**Problem statement:** Render the following material again verbatim, leaving nothing out.

[Records contained in a dataset]
* * * * *

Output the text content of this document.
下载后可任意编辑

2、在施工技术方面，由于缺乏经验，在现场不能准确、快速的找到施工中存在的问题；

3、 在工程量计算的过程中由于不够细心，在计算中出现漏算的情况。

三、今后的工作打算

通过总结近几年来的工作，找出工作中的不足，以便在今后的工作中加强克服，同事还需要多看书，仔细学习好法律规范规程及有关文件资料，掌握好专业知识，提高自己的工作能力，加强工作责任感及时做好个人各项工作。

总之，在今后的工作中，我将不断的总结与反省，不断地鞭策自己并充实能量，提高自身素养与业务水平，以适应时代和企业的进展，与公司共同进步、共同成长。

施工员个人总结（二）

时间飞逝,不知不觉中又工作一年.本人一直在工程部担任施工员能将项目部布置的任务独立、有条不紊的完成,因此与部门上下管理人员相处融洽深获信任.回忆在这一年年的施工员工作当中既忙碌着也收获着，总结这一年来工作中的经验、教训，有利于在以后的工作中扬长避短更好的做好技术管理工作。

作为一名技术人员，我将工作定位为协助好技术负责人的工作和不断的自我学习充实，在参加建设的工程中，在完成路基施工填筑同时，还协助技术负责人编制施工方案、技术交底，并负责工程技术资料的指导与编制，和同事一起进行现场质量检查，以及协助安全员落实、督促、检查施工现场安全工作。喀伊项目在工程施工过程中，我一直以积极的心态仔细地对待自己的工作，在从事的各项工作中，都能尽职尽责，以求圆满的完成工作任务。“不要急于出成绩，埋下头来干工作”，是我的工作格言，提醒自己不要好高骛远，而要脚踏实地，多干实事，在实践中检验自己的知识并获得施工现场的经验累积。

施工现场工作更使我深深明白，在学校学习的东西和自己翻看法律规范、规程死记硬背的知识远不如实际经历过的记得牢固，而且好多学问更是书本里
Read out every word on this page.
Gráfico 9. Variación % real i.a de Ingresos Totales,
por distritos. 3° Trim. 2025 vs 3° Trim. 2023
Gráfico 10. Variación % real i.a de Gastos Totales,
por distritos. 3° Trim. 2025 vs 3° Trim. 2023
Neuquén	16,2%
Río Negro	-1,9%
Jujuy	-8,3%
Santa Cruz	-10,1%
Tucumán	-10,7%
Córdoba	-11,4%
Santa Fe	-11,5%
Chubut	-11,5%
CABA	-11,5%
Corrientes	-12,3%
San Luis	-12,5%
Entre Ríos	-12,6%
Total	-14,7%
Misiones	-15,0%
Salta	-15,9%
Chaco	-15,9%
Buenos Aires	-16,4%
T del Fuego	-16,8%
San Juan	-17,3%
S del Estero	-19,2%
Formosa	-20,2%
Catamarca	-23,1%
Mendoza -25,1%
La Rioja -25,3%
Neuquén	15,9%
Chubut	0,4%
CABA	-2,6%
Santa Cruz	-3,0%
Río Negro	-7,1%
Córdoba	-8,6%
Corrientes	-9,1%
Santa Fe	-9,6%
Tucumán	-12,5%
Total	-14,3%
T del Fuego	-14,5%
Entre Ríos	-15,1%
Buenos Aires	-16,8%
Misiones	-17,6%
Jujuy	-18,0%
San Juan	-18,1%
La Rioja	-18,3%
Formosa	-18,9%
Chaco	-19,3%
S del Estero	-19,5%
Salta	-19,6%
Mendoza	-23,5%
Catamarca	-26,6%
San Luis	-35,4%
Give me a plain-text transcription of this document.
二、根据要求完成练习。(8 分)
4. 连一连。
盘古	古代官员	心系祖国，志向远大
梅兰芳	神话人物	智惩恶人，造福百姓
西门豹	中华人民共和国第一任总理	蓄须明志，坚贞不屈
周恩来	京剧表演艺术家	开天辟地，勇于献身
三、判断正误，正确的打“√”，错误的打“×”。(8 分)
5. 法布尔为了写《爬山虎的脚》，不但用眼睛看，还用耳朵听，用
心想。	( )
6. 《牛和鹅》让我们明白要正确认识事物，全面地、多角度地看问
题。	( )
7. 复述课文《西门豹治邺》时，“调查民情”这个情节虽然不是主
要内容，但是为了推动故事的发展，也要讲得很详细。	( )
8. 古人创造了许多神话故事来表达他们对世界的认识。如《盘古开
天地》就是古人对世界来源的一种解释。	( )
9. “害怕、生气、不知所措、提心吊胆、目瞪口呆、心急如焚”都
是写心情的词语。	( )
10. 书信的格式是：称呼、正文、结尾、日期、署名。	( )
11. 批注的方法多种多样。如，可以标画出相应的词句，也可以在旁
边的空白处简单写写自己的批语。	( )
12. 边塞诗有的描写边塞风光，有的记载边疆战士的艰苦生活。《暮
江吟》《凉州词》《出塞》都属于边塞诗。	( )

* * * * *

**Answer to the exercise:**
Output the text content of this document.
下载后可任意编辑

2、在施工技术方面，由于缺乏经验，在现场不能准确、快速的找到施工中存在的问题；

3、 在工程量计算的过程中由于不够细心，在计算中出现漏算的情况。

三、今后的工作打算

通过总结近几年来的工作，找出工作中的不足，以便在今后的工作中加强克服，同事还需要多看书，仔细学习好法律规范规程及有关文件资料，掌握好专业知识，提高自己的工作能力，加强工作责任感及时做好个人各项工作。

总之，在今后的工作中，我将不断的总结与反省，不断地鞭策自己并充实能量，提高自身素养与业务水平，以适应时代和企业的进展，与公司共同进步、共同成长。

施工员个人总结（二）

时间飞逝,不知不觉中又工作一年.本人一直在工程部担任施工员能将项目部布置的任务独立、有条不紊的完成,因此与部门上下管理人员相处融洽深获信任.回忆在这一年年的施工员工作当中既忙碌着也收获着，总结这一年来工作中的经验、教训，有利于在以后的工作中扬长避短更好的做好技术管理工作。

作为一名技术人员，我将工作定位为协助好技术负责人的工作和不断的自我学习充实，在参加建设的工程中，在完成路基施工填筑同时，还协助技术负责人编制施工方案、技术交底，并负责工程技术资料的指导与编制，和同事一起进行现场质量检查，以及协助安全员落实、督促、检查施工现场安全工作。喀伊项目在工程施工过程中，我一直以积极的心态仔细地对待自己的工作，在从事的各项工作中，都能尽职尽责，以求圆满的完成工作任务。“不要急于出成绩，埋下头来干工作”，是我的工作格言，提醒自己不要好高骛远，而要脚踏实地，多干实事，在实践中检验自己的知识并获得施工现场的经验累积。

施工现场工作更使我深深明白，在学校学习的东西和自己翻看法律规范、规程死记硬背的知识远不如实际经历过的记得牢固，而且好多学问更是书本里
Read out every word on this page.
Gráfico 9. Variación % real i.a de Ingresos Totales,
por distritos. 3° Trim. 2025 vs 3° Trim. 2023
Gráfico 10. Variación % real i.a de Gastos Totales,
por distritos. 3° Trim. 2025 vs 3° Trim. 2023
Neuquén	16,2%
Río Negro	-1,9%
Jujuy	-8,3%
Santa Cruz	-10,1%
Tucumán	-10,7%
Córdoba	-11,4%
Santa Fe	-11,5%
Chubut	-11,5%
CABA	-11,5%
Corrientes	-12,3%
San Luis	-12,5%
Entre Ríos	-12,6%
Total	-14,7%
Misiones	-15,0%
Salta	-15,9%
Chaco	-15,9%
Buenos Aires	-16,4%
T del Fuego	-16,8%
San Juan	-17,3%
S del Estero	-19,2%
Formosa	-20,2%
Catamarca	-23,1%
Mendoza -25,1%
La Rioja -25,3%
Neuquén	15,9%
Chubut	0,4%
CABA	-2,6%
Santa Cruz	-3,0%
Río Negro	-7,1%
Córdoba	-8,6%
Corrientes	-9,1%
Santa Fe	-9,6%
Tucumán	-12,5%
Total	-14,3%
T del Fuego	-14,5%
Entre Ríos	-15,1%
Buenos Aires	-16,8%
Misiones	-17,6%
Jujuy	-18,0%
San Juan	-18,1%
La Rioja	-18,3%
Formosa	-18,9%
Chaco	-19,3%
S del Estero	-19,5%
Salta	-19,6%
Mendoza	-23,5%
Catamarca	-26,6%
San Luis	-35,4%
Give me a plain-text transcription of this document.
二、根据要求完成练习。(8 分)
4. 连一连。
盘古	古代官员	心系祖国，志向远大
梅兰芳	神话人物	智惩恶人，造福百姓
西门豹	中华人民共和国第一任总理	蓄须明志，坚贞不屈
周恩来	京剧表演艺术家	开天辟地，勇于献身
三、判断正误，正确的打“√”，错误的打“×”。(8 分)
5. 法布尔为了写《爬山虎的脚》，不但用眼睛看，还用耳朵听，用
心想。	( )
6. 《牛和鹅》让我们明白要正确认识事物，全面地、多角度地看问
题。	( )
7. 复述课文《西门豹治邺》时，“调查民情”这个情节虽然不是主
要内容，但是为了推动故事的发展，也要讲得很详细。	( )
8. 古人创造了许多神话故事来表达他们对世界的认识。如《盘古开
天地》就是古人对世界来源的一种解释。	( )
9. “害怕、生气、不知所措、提心吊胆、目瞪口呆、心急如焚”都
是写心情的词语。	( )
10. 书信的格式是：称呼、正文、结尾、日期、署名。	( )
11. 批注的方法多种多样。如，可以标画出相应的词句，也可以在旁
边的空白处简单写写自己的批语。	( )
12. 边塞诗有的描写边塞风光，有的记载边疆战士的艰苦生活。《暮
江吟》《凉州词》《出塞》都属于边塞诗。	( )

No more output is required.